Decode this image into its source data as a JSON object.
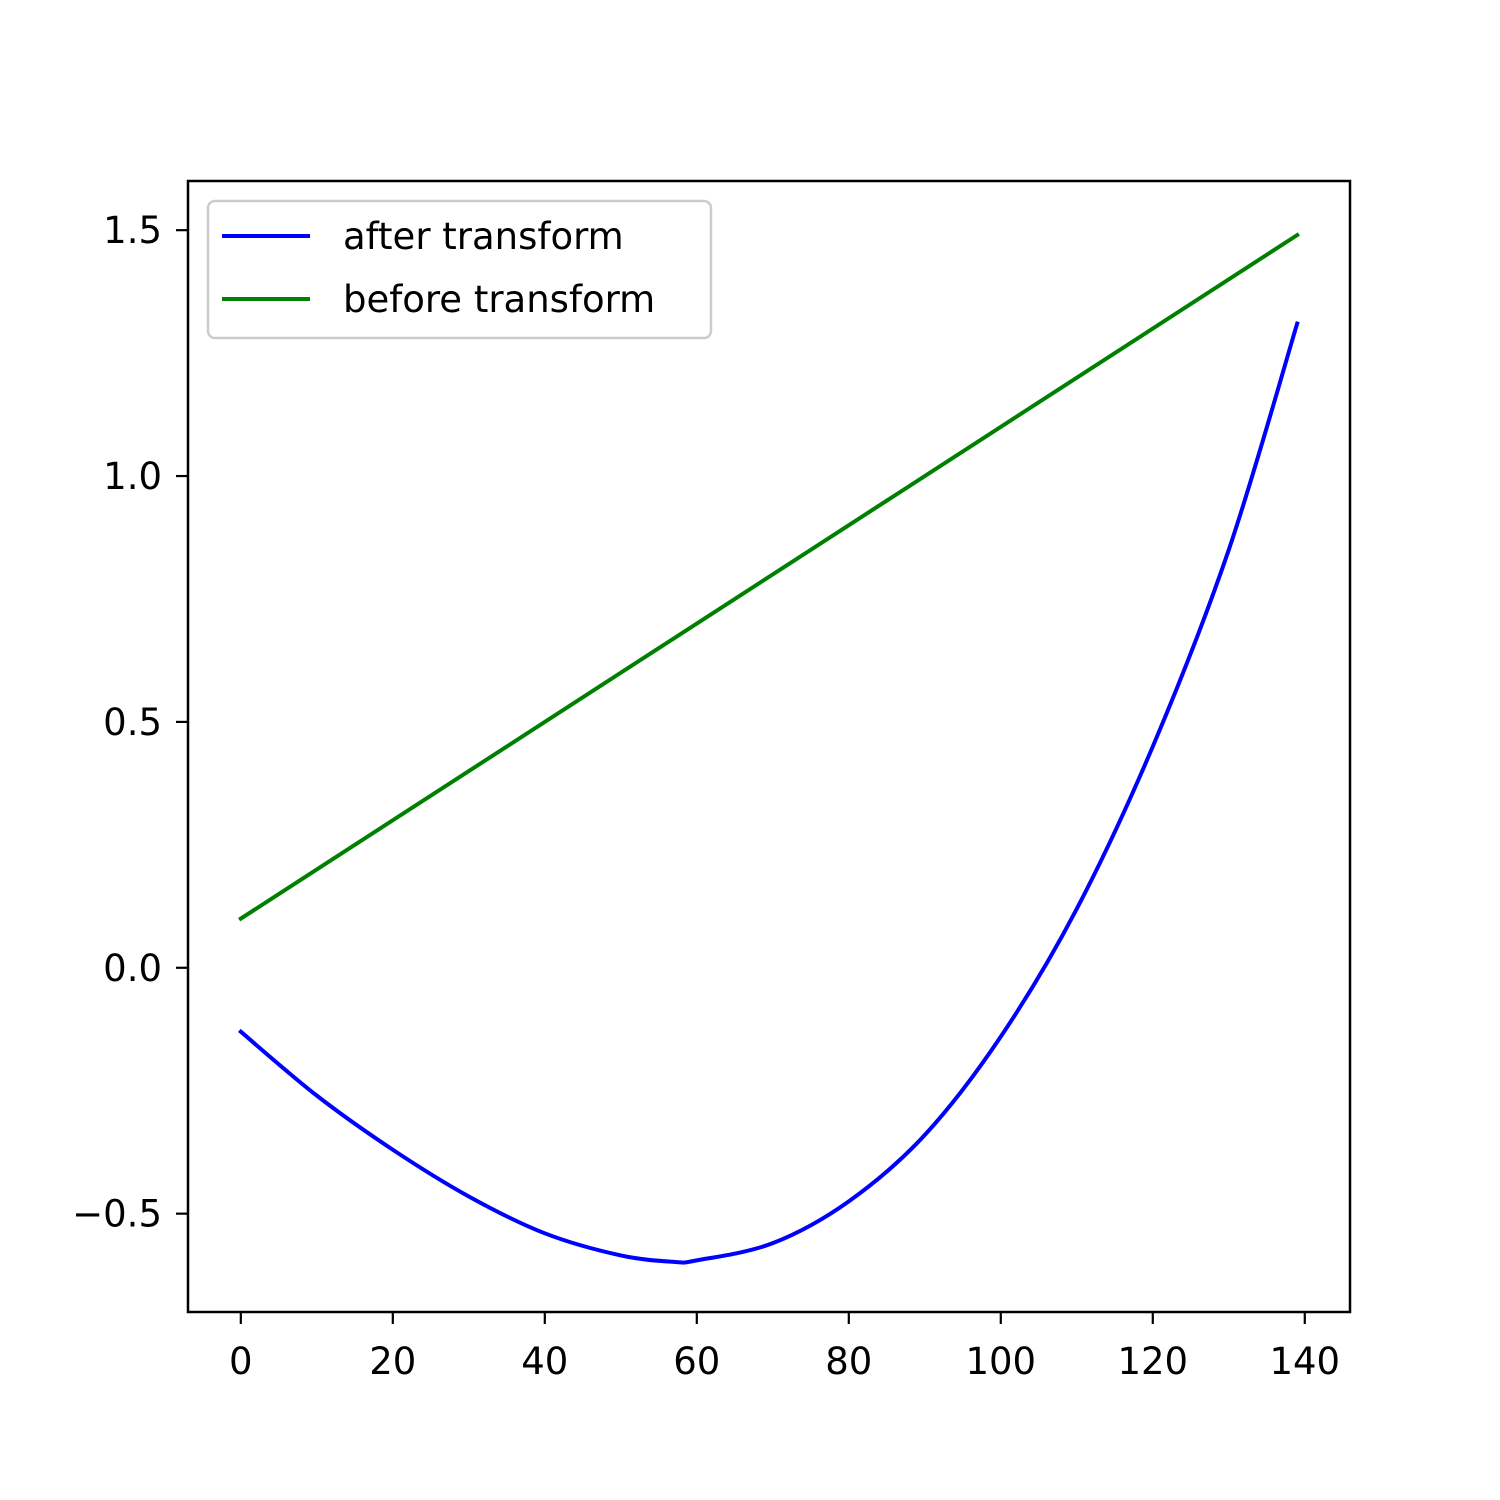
{
  "chart_data": {
    "type": "line",
    "title": "",
    "xlabel": "",
    "ylabel": "",
    "xlim": [
      -6.95,
      145.95
    ],
    "ylim": [
      -0.7,
      1.6
    ],
    "x_ticks": [
      0,
      20,
      40,
      60,
      80,
      100,
      120,
      140
    ],
    "x_tick_labels": [
      "0",
      "20",
      "40",
      "60",
      "80",
      "100",
      "120",
      "140"
    ],
    "y_ticks": [
      -0.5,
      0.0,
      0.5,
      1.0,
      1.5
    ],
    "y_tick_labels": [
      "−0.5",
      "0.0",
      "0.5",
      "1.0",
      "1.5"
    ],
    "grid": false,
    "legend": {
      "placement": "upper left"
    },
    "series": [
      {
        "name": "after transform",
        "color": "#0000ff",
        "x": [
          0,
          10,
          20,
          30,
          40,
          50,
          57,
          60,
          70,
          80,
          90,
          100,
          110,
          120,
          130,
          139
        ],
        "y": [
          -0.13,
          -0.26,
          -0.37,
          -0.465,
          -0.54,
          -0.585,
          -0.598,
          -0.595,
          -0.56,
          -0.475,
          -0.34,
          -0.14,
          0.12,
          0.45,
          0.85,
          1.31
        ]
      },
      {
        "name": "before transform",
        "color": "#008000",
        "x": [
          0,
          139
        ],
        "y": [
          0.1,
          1.49
        ]
      }
    ]
  }
}
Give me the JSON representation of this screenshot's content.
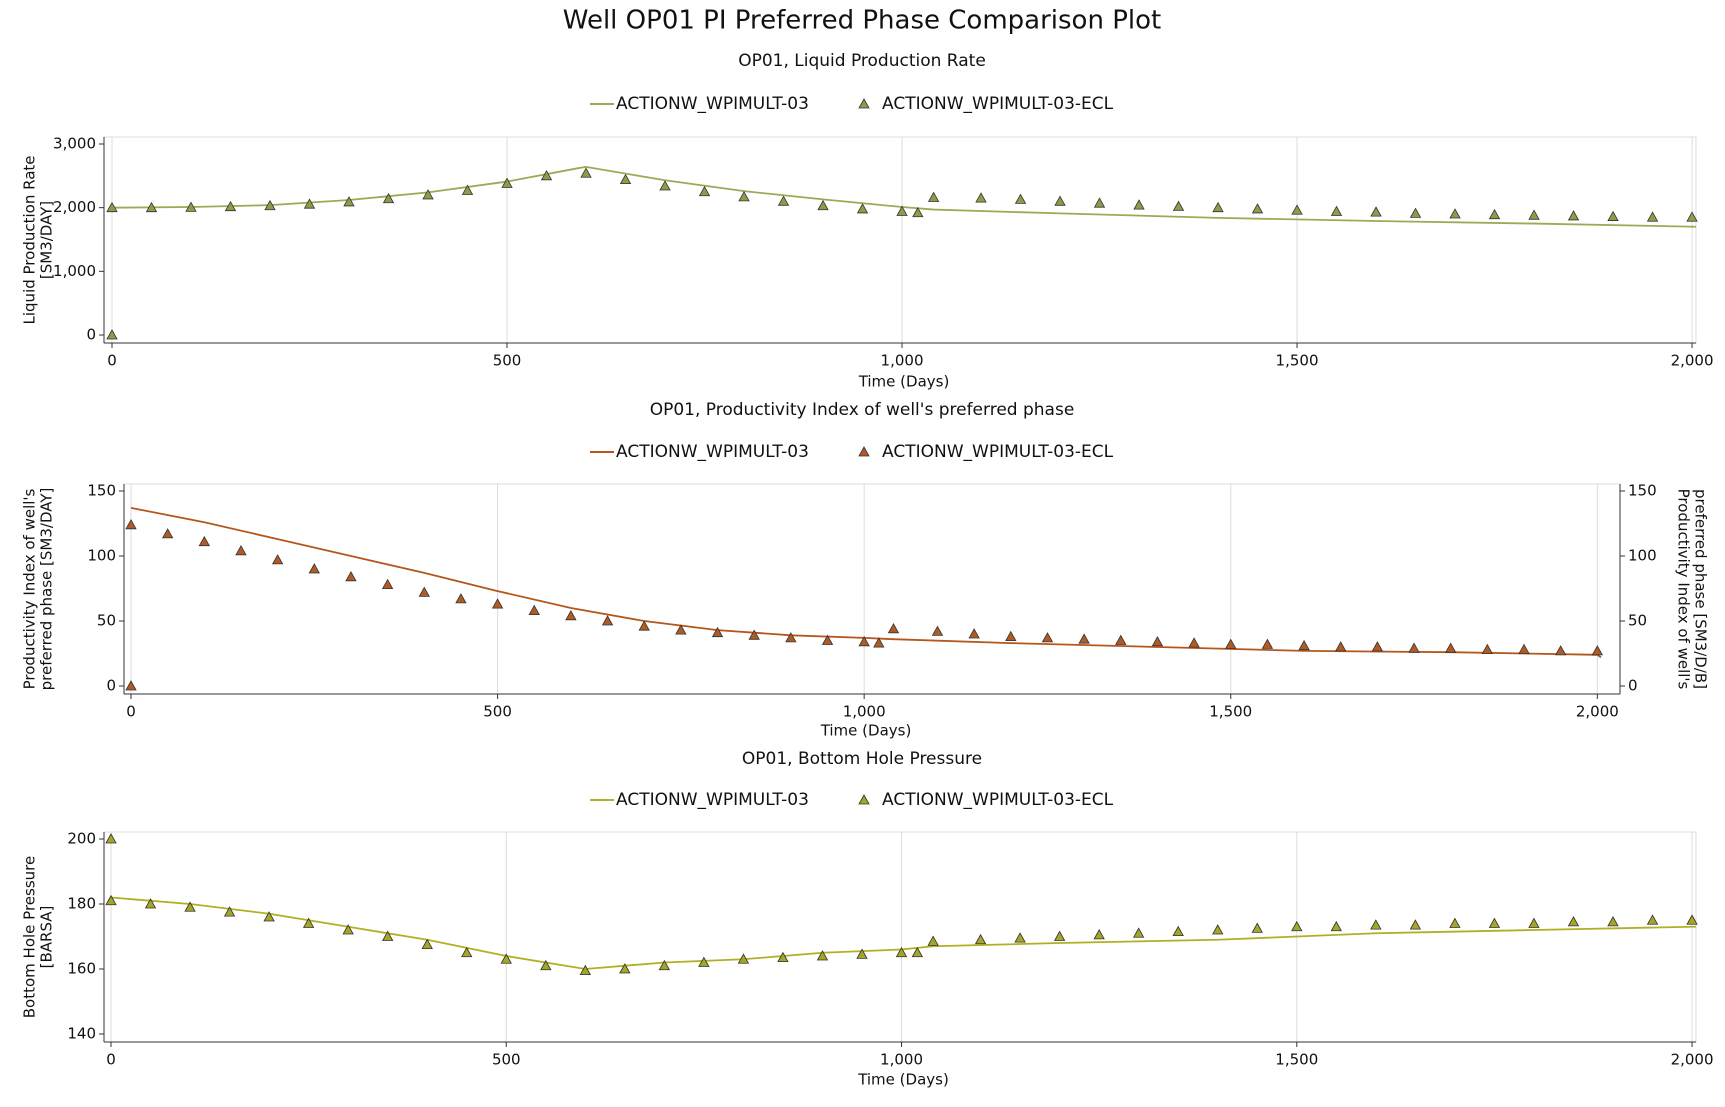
{
  "title": "Well OP01 PI Preferred Phase Comparison Plot",
  "chart_data": [
    {
      "type": "line",
      "title": "OP01, Liquid Production Rate",
      "xlabel": "Time (Days)",
      "ylabel": [
        "Liquid Production Rate",
        "[SM3/DAY]"
      ],
      "xlim": [
        0,
        2005
      ],
      "xticks": [
        0,
        500,
        {
          "value": 1000,
          "label": "1,000"
        },
        {
          "value": 1500,
          "label": "1,500"
        },
        {
          "value": 2000,
          "label": "2,000"
        }
      ],
      "ylim": [
        0,
        3000
      ],
      "yticks": [
        0,
        {
          "value": 1000,
          "label": "1,000"
        },
        {
          "value": 2000,
          "label": "2,000"
        },
        {
          "value": 3000,
          "label": "3,000"
        }
      ],
      "grid": "x",
      "series": [
        {
          "name": "ACTIONW_WPIMULT-03",
          "color": "#9aab55",
          "style": "line",
          "x": [
            0,
            100,
            200,
            300,
            400,
            500,
            590,
            600,
            700,
            800,
            900,
            1000,
            1040,
            1200,
            1400,
            1600,
            1800,
            2005
          ],
          "values": [
            2000,
            2010,
            2040,
            2120,
            2240,
            2410,
            2620,
            2640,
            2430,
            2260,
            2130,
            2010,
            1970,
            1910,
            1840,
            1790,
            1750,
            1700
          ]
        },
        {
          "name": "ACTIONW_WPIMULT-03-ECL",
          "color": "#8c9c48",
          "style": "marker",
          "x": [
            0,
            0,
            50,
            100,
            150,
            200,
            250,
            300,
            350,
            400,
            450,
            500,
            550,
            600,
            650,
            700,
            750,
            800,
            850,
            900,
            950,
            1000,
            1020,
            1040,
            1100,
            1150,
            1200,
            1250,
            1300,
            1350,
            1400,
            1450,
            1500,
            1550,
            1600,
            1650,
            1700,
            1750,
            1800,
            1850,
            1900,
            1950,
            2000
          ],
          "values": [
            0,
            2000,
            2000,
            2005,
            2015,
            2030,
            2055,
            2090,
            2140,
            2200,
            2270,
            2380,
            2500,
            2540,
            2440,
            2340,
            2250,
            2170,
            2100,
            2030,
            1980,
            1940,
            1920,
            2160,
            2150,
            2130,
            2100,
            2070,
            2040,
            2020,
            2000,
            1980,
            1960,
            1940,
            1930,
            1910,
            1900,
            1890,
            1880,
            1870,
            1860,
            1850,
            1850
          ]
        }
      ]
    },
    {
      "type": "line",
      "title": "OP01, Productivity Index of well's preferred phase",
      "xlabel": "Time (Days)",
      "ylabel": [
        "Productivity Index of well's",
        "preferred phase [SM3/DAY]"
      ],
      "y2label": [
        "Productivity Index of well's",
        "preferred phase [SM3/D/B]"
      ],
      "xlim": [
        0,
        2005
      ],
      "xticks": [
        0,
        500,
        {
          "value": 1000,
          "label": "1,000"
        },
        {
          "value": 1500,
          "label": "1,500"
        },
        {
          "value": 2000,
          "label": "2,000"
        }
      ],
      "ylim": [
        0,
        150
      ],
      "yticks": [
        0,
        50,
        100,
        150
      ],
      "y2lim": [
        0,
        150
      ],
      "y2ticks": [
        0,
        50,
        100,
        150
      ],
      "grid": "x",
      "series": [
        {
          "name": "ACTIONW_WPIMULT-03",
          "color": "#b5561b",
          "style": "line",
          "x": [
            0,
            100,
            200,
            300,
            400,
            500,
            600,
            700,
            800,
            900,
            1000,
            1040,
            1200,
            1400,
            1600,
            1800,
            2000,
            2005
          ],
          "values": [
            137,
            126,
            113,
            100,
            87,
            73,
            60,
            50,
            43,
            39,
            37,
            36,
            33,
            30,
            27,
            26,
            24,
            22
          ]
        },
        {
          "name": "ACTIONW_WPIMULT-03-ECL",
          "color": "#b05a25",
          "style": "marker",
          "x": [
            0,
            0,
            50,
            100,
            150,
            200,
            250,
            300,
            350,
            400,
            450,
            500,
            550,
            600,
            650,
            700,
            750,
            800,
            850,
            900,
            950,
            1000,
            1020,
            1040,
            1100,
            1150,
            1200,
            1250,
            1300,
            1350,
            1400,
            1450,
            1500,
            1550,
            1600,
            1650,
            1700,
            1750,
            1800,
            1850,
            1900,
            1950,
            2000
          ],
          "values": [
            0,
            124,
            117,
            111,
            104,
            97,
            90,
            84,
            78,
            72,
            67,
            63,
            58,
            54,
            50,
            46,
            43,
            41,
            39,
            37,
            35,
            34,
            33,
            44,
            42,
            40,
            38,
            37,
            36,
            35,
            34,
            33,
            32,
            32,
            31,
            30,
            30,
            29,
            29,
            28,
            28,
            27,
            27
          ]
        }
      ]
    },
    {
      "type": "line",
      "title": "OP01, Bottom Hole Pressure",
      "xlabel": "Time (Days)",
      "ylabel": [
        "Bottom Hole Pressure",
        "[BARSA]"
      ],
      "xlim": [
        0,
        2005
      ],
      "xticks": [
        0,
        500,
        {
          "value": 1000,
          "label": "1,000"
        },
        {
          "value": 1500,
          "label": "1,500"
        },
        {
          "value": 2000,
          "label": "2,000"
        }
      ],
      "ylim": [
        140,
        200
      ],
      "yticks": [
        140,
        160,
        180,
        200
      ],
      "grid": "x",
      "series": [
        {
          "name": "ACTIONW_WPIMULT-03",
          "color": "#b0b025",
          "style": "line",
          "x": [
            0,
            100,
            200,
            300,
            400,
            500,
            600,
            700,
            800,
            900,
            1000,
            1040,
            1200,
            1400,
            1600,
            1800,
            2000,
            2005
          ],
          "values": [
            182,
            180,
            177,
            173,
            169,
            164,
            160,
            162,
            163,
            165,
            166,
            167,
            168,
            169,
            171,
            172,
            173,
            173
          ]
        },
        {
          "name": "ACTIONW_WPIMULT-03-ECL",
          "color": "#a3a626",
          "style": "marker",
          "x": [
            0,
            0,
            50,
            100,
            150,
            200,
            250,
            300,
            350,
            400,
            450,
            500,
            550,
            600,
            650,
            700,
            750,
            800,
            850,
            900,
            950,
            1000,
            1020,
            1040,
            1100,
            1150,
            1200,
            1250,
            1300,
            1350,
            1400,
            1450,
            1500,
            1550,
            1600,
            1650,
            1700,
            1750,
            1800,
            1850,
            1900,
            1950,
            2000
          ],
          "values": [
            200,
            181,
            180,
            179,
            177.5,
            176,
            174,
            172,
            170,
            167.5,
            165,
            163,
            161,
            159.5,
            160,
            161,
            162,
            163,
            163.5,
            164,
            164.5,
            165,
            165,
            168.5,
            169,
            169.5,
            170,
            170.5,
            171,
            171.5,
            172,
            172.5,
            173,
            173,
            173.5,
            173.5,
            174,
            174,
            174,
            174.5,
            174.5,
            175,
            175
          ]
        }
      ]
    }
  ]
}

> **YOUR INSTRUCTIONS**
Check each line of the records for the word "Hole", and show the lines that contain it.

> **SOLUTION BELOW**
      "title": "OP01, Bottom Hole Pressure",
        "Bottom Hole Pressure",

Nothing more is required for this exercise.